Problem description
From the data that follows, copy every line holding the string "date".

Data for this task

----

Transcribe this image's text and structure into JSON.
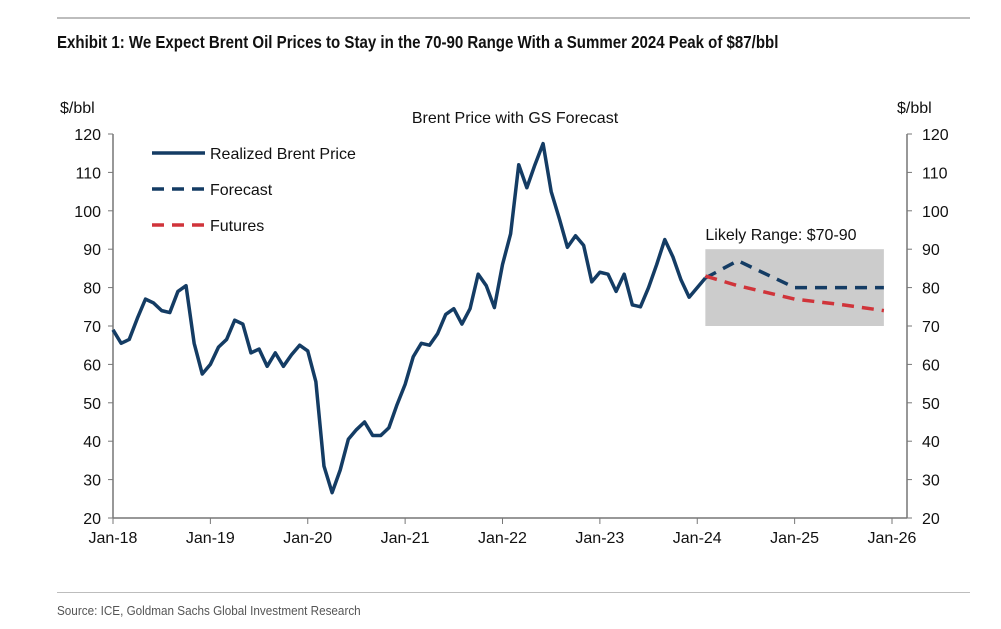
{
  "title": "Exhibit 1: We Expect Brent Oil Prices to Stay in the 70-90 Range With a Summer 2024 Peak of $87/bbl",
  "source": "Source: ICE, Goldman Sachs Global Investment Research",
  "chart_data": {
    "type": "line",
    "title": "Brent Price with GS Forecast",
    "ylabel_left": "$/bbl",
    "ylabel_right": "$/bbl",
    "ylim": [
      20,
      120
    ],
    "yticks": [
      20,
      30,
      40,
      50,
      60,
      70,
      80,
      90,
      100,
      110,
      120
    ],
    "xlim": [
      "2018-01",
      "2026-01"
    ],
    "xticks": [
      {
        "date": "2018-01",
        "label": "Jan-18"
      },
      {
        "date": "2019-01",
        "label": "Jan-19"
      },
      {
        "date": "2020-01",
        "label": "Jan-20"
      },
      {
        "date": "2021-01",
        "label": "Jan-21"
      },
      {
        "date": "2022-01",
        "label": "Jan-22"
      },
      {
        "date": "2023-01",
        "label": "Jan-23"
      },
      {
        "date": "2024-01",
        "label": "Jan-24"
      },
      {
        "date": "2025-01",
        "label": "Jan-25"
      },
      {
        "date": "2026-01",
        "label": "Jan-26"
      }
    ],
    "legend_position": "top-left",
    "annotation": {
      "label": "Likely Range: $70-90",
      "from": "2024-02",
      "to": "2025-12",
      "low": 70,
      "high": 90,
      "color": "#cccccc"
    },
    "series": [
      {
        "name": "Realized Brent Price",
        "style": "solid",
        "color": "#143c64",
        "start": "2018-01",
        "values": [
          69,
          65.5,
          66.5,
          72,
          77,
          76,
          74,
          73.5,
          79,
          80.5,
          65.5,
          57.5,
          60,
          64.5,
          66.5,
          71.5,
          70.5,
          63,
          64,
          59.5,
          63,
          59.5,
          62.5,
          65,
          63.5,
          55.5,
          33.5,
          26.6,
          32.5,
          40.5,
          43,
          45,
          41.5,
          41.5,
          43.5,
          49.5,
          54.8,
          62,
          65.5,
          65,
          68,
          73,
          74.5,
          70.5,
          74.5,
          83.5,
          80.5,
          74.8,
          86,
          94,
          112,
          106,
          112,
          117.5,
          105,
          98,
          90.5,
          93.5,
          91,
          81.5,
          84,
          83.5,
          79,
          83.5,
          75.5,
          75,
          80,
          86,
          92.5,
          88,
          82,
          77.5,
          80,
          82.5
        ]
      },
      {
        "name": "Forecast",
        "style": "dashed",
        "color": "#143c64",
        "points": [
          [
            "2024-02",
            82.5
          ],
          [
            "2024-06",
            87
          ],
          [
            "2025-01",
            80
          ],
          [
            "2025-12",
            80
          ]
        ]
      },
      {
        "name": "Futures",
        "style": "dashed",
        "color": "#d0343a",
        "points": [
          [
            "2024-02",
            83
          ],
          [
            "2024-06",
            80.5
          ],
          [
            "2025-01",
            77
          ],
          [
            "2025-07",
            75.5
          ],
          [
            "2025-12",
            74
          ]
        ]
      }
    ]
  }
}
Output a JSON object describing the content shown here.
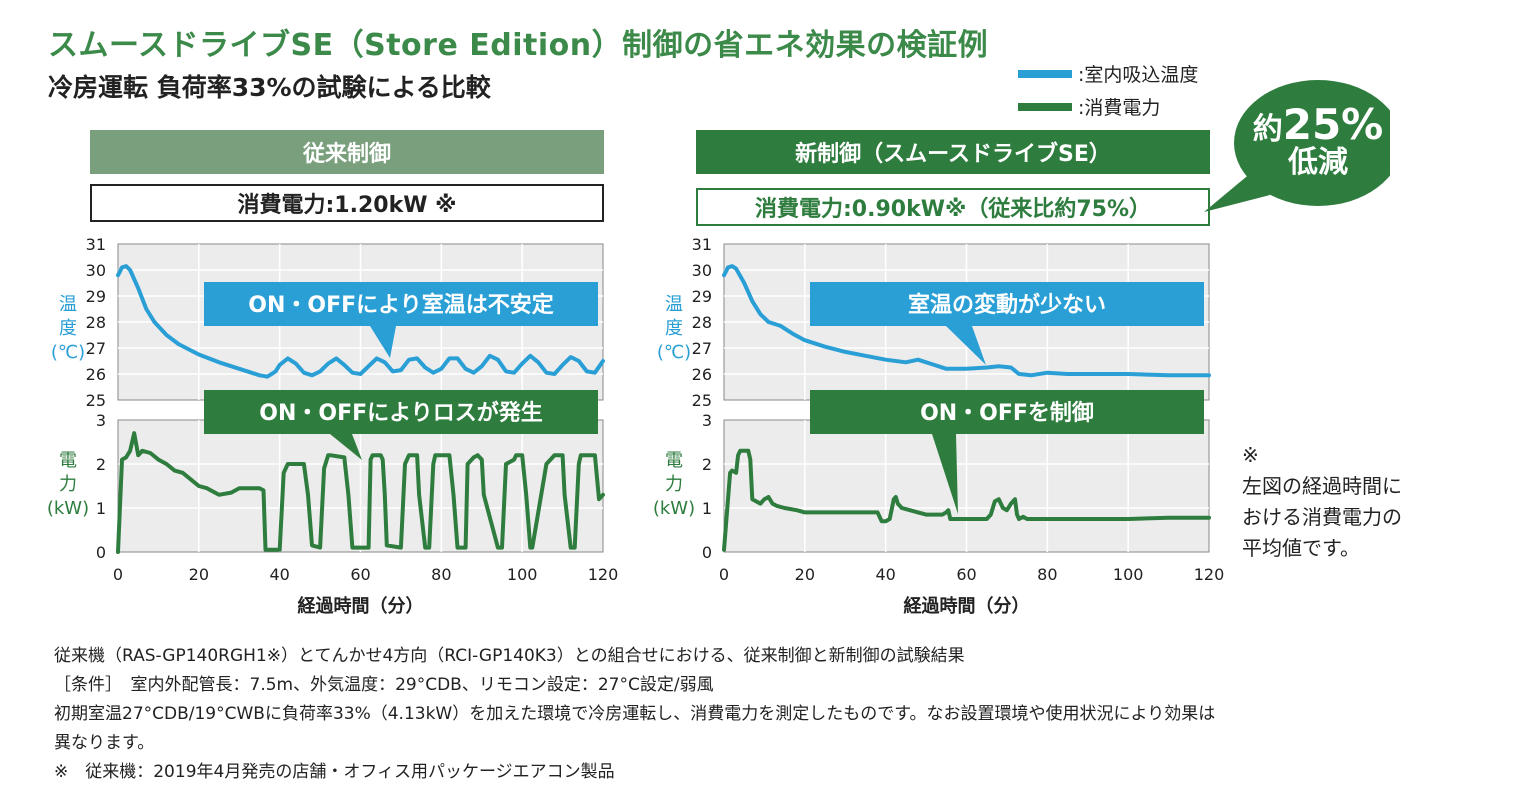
{
  "header": {
    "title": "スムースドライブSE（Store Edition）制御の省エネ効果の検証例",
    "subtitle": "冷房運転 負荷率33%の試験による比較"
  },
  "legend": [
    {
      "label": ":室内吸込温度",
      "color": "#2a9fd6"
    },
    {
      "label": ":消費電力",
      "color": "#2e7d3e"
    }
  ],
  "bubble": {
    "line1_prefix": "約",
    "line1_value": "25%",
    "line2": "低減"
  },
  "panels": [
    {
      "header": "従来制御",
      "header_color": "#7a9f7c",
      "power_label": "消費電力:1.20kW ※",
      "temp_annotation": "ON・OFFにより室温は不安定",
      "power_annotation": "ON・OFFによりロスが発生"
    },
    {
      "header": "新制御（スムースドライブSE）",
      "header_color": "#2e7d3e",
      "power_label": "消費電力:0.90kW※（従来比約75%）",
      "temp_annotation": "室温の変動が少ない",
      "power_annotation": "ON・OFFを制御"
    }
  ],
  "axis_labels": {
    "temp_y": [
      "温",
      "度",
      "(℃)"
    ],
    "power_y": [
      "電",
      "力",
      "(kW)"
    ],
    "x": "経過時間（分）"
  },
  "footnote": [
    "※",
    "左図の経過時間に",
    "おける消費電力の",
    "平均値です。"
  ],
  "notes": [
    "従来機（RAS-GP140RGH1※）とてんかせ4方向（RCI-GP140K3）との組合せにおける、従来制御と新制御の試験結果",
    "［条件］　室内外配管長：7.5m、外気温度：29°CDB、リモコン設定：27°C設定/弱風",
    "初期室温27°CDB/19°CWBに負荷率33%（4.13kW）を加えた環境で冷房運転し、消費電力を測定したものです。なお設置環境や使用状況により効果は",
    "異なります。",
    "※　従来機：2019年4月発売の店舗・オフィス用パッケージエアコン製品"
  ],
  "chart_data": [
    {
      "type": "line",
      "title": "従来制御",
      "xlabel": "経過時間（分）",
      "x_ticks": [
        0,
        20,
        40,
        60,
        80,
        100,
        120
      ],
      "xlim": [
        0,
        120
      ],
      "temperature": {
        "name": ":室内吸込温度",
        "ylabel": "温度(℃)",
        "ylim": [
          25,
          31
        ],
        "y_ticks": [
          25,
          26,
          27,
          28,
          29,
          30,
          31
        ],
        "color": "#2a9fd6",
        "x": [
          0,
          1,
          2,
          3,
          5,
          7,
          9,
          12,
          15,
          20,
          25,
          30,
          33,
          35,
          37,
          39,
          40,
          42,
          44,
          46,
          48,
          50,
          52,
          54,
          56,
          58,
          60,
          62,
          64,
          66,
          68,
          70,
          72,
          74,
          76,
          78,
          80,
          82,
          84,
          86,
          88,
          90,
          92,
          94,
          96,
          98,
          100,
          102,
          104,
          106,
          108,
          110,
          112,
          114,
          116,
          118,
          120
        ],
        "y": [
          29.8,
          30.1,
          30.15,
          30.0,
          29.3,
          28.5,
          28.0,
          27.5,
          27.15,
          26.75,
          26.45,
          26.2,
          26.05,
          25.95,
          25.9,
          26.1,
          26.35,
          26.6,
          26.4,
          26.05,
          25.95,
          26.1,
          26.4,
          26.6,
          26.35,
          26.05,
          26.0,
          26.3,
          26.6,
          26.45,
          26.1,
          26.15,
          26.55,
          26.6,
          26.25,
          26.05,
          26.2,
          26.6,
          26.6,
          26.2,
          26.05,
          26.3,
          26.7,
          26.55,
          26.1,
          26.05,
          26.4,
          26.7,
          26.45,
          26.05,
          26.0,
          26.35,
          26.65,
          26.5,
          26.1,
          26.05,
          26.5
        ]
      },
      "power": {
        "name": ":消費電力",
        "ylabel": "電力(kW)",
        "ylim": [
          0,
          3
        ],
        "y_ticks": [
          0,
          1,
          2,
          3
        ],
        "color": "#2e7d3e",
        "x": [
          0,
          1,
          2,
          3,
          4,
          5,
          6,
          8,
          10,
          12,
          14,
          16,
          18,
          20,
          22,
          25,
          28,
          30,
          32,
          35,
          36,
          36.5,
          40,
          41,
          42,
          46,
          47,
          48,
          50,
          51,
          52,
          52.5,
          56,
          57,
          58,
          62,
          62.5,
          63,
          65,
          65.5,
          66,
          66.5,
          70,
          71,
          72,
          74,
          74.5,
          76,
          77,
          78,
          78.5,
          82,
          83,
          84,
          86,
          86.5,
          88,
          89,
          90,
          90.5,
          94,
          95,
          96,
          98,
          98.5,
          100,
          101,
          102,
          102.5,
          106,
          107,
          108,
          110,
          110.5,
          112,
          113,
          114,
          114.5,
          118,
          119,
          120
        ],
        "y": [
          0.0,
          2.1,
          2.15,
          2.3,
          2.7,
          2.2,
          2.3,
          2.25,
          2.1,
          2.0,
          1.85,
          1.8,
          1.65,
          1.5,
          1.45,
          1.3,
          1.35,
          1.45,
          1.45,
          1.45,
          1.4,
          0.05,
          0.05,
          1.8,
          2.0,
          2.0,
          1.3,
          0.15,
          0.1,
          1.9,
          2.2,
          2.2,
          2.15,
          1.3,
          0.1,
          0.1,
          2.1,
          2.2,
          2.2,
          2.1,
          1.3,
          0.15,
          0.1,
          2.0,
          2.2,
          2.2,
          1.3,
          0.1,
          0.1,
          2.0,
          2.2,
          2.2,
          1.3,
          0.1,
          0.1,
          2.0,
          2.15,
          2.2,
          2.1,
          1.3,
          0.1,
          0.1,
          2.0,
          2.1,
          2.2,
          2.2,
          1.3,
          0.1,
          0.1,
          2.0,
          2.1,
          2.2,
          2.2,
          1.3,
          0.1,
          0.1,
          2.0,
          2.2,
          2.2,
          1.2,
          1.3
        ]
      }
    },
    {
      "type": "line",
      "title": "新制御（スムースドライブSE）",
      "xlabel": "経過時間（分）",
      "x_ticks": [
        0,
        20,
        40,
        60,
        80,
        100,
        120
      ],
      "xlim": [
        0,
        120
      ],
      "temperature": {
        "name": ":室内吸込温度",
        "ylabel": "温度(℃)",
        "ylim": [
          25,
          31
        ],
        "y_ticks": [
          25,
          26,
          27,
          28,
          29,
          30,
          31
        ],
        "color": "#2a9fd6",
        "x": [
          0,
          1,
          2,
          3,
          5,
          7,
          9,
          11,
          14,
          17,
          20,
          25,
          30,
          35,
          40,
          45,
          48,
          52,
          55,
          60,
          65,
          68,
          71,
          73,
          76,
          80,
          85,
          90,
          100,
          110,
          120
        ],
        "y": [
          29.8,
          30.1,
          30.15,
          30.05,
          29.5,
          28.8,
          28.3,
          28.0,
          27.85,
          27.55,
          27.3,
          27.05,
          26.85,
          26.7,
          26.55,
          26.45,
          26.55,
          26.35,
          26.2,
          26.2,
          26.25,
          26.3,
          26.25,
          26.0,
          25.95,
          26.05,
          26.0,
          26.0,
          26.0,
          25.95,
          25.95
        ]
      },
      "power": {
        "name": ":消費電力",
        "ylabel": "電力(kW)",
        "ylim": [
          0,
          3
        ],
        "y_ticks": [
          0,
          1,
          2,
          3
        ],
        "color": "#2e7d3e",
        "x": [
          0,
          1.5,
          2,
          3,
          3.5,
          4,
          5,
          6,
          6.5,
          7,
          9,
          10,
          11,
          12,
          13,
          15,
          18,
          20,
          25,
          30,
          35,
          38,
          39,
          40,
          41,
          42,
          42.5,
          43,
          44,
          46,
          48,
          50,
          54,
          55,
          55.5,
          56,
          58,
          60,
          65,
          66,
          67,
          68,
          69,
          70,
          71,
          72,
          72.5,
          73,
          74,
          75,
          76,
          80,
          90,
          100,
          110,
          120
        ],
        "y": [
          0.05,
          1.8,
          1.85,
          1.8,
          2.2,
          2.3,
          2.3,
          2.3,
          2.1,
          1.2,
          1.1,
          1.2,
          1.25,
          1.1,
          1.05,
          1.0,
          0.95,
          0.9,
          0.9,
          0.9,
          0.9,
          0.9,
          0.7,
          0.7,
          0.75,
          1.2,
          1.25,
          1.1,
          1.0,
          0.95,
          0.9,
          0.85,
          0.85,
          0.9,
          0.95,
          0.75,
          0.75,
          0.75,
          0.75,
          0.85,
          1.15,
          1.2,
          1.0,
          0.95,
          1.1,
          1.2,
          0.85,
          0.75,
          0.8,
          0.75,
          0.75,
          0.75,
          0.75,
          0.75,
          0.78,
          0.78
        ]
      }
    }
  ]
}
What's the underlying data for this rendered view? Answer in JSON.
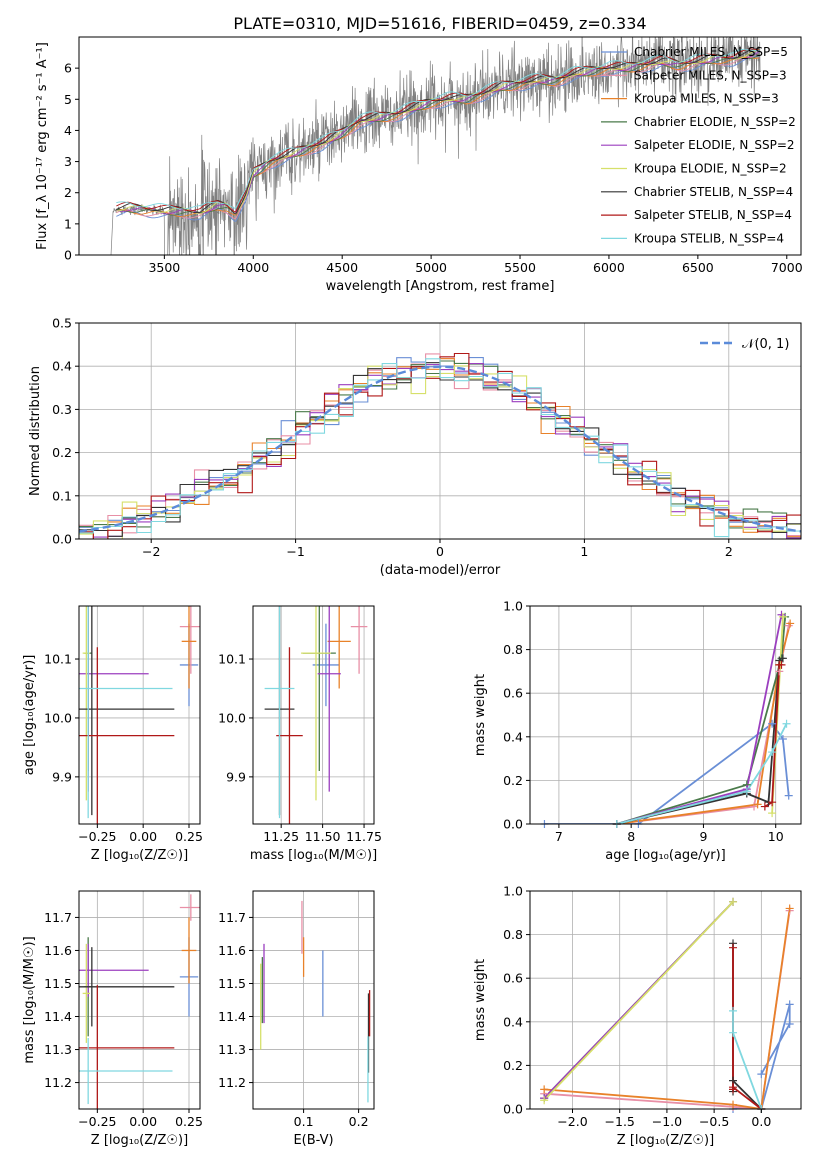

----

Correct answer
        "date": "2018-01",
        "date": "2019-01",
        "date": "2020-01",
        "date": "2021-01",
        "date": "2022-01",
        "date": "2023-01",
        "date": "2024-01",
        "date": "2025-01",
        "date": "2026-01",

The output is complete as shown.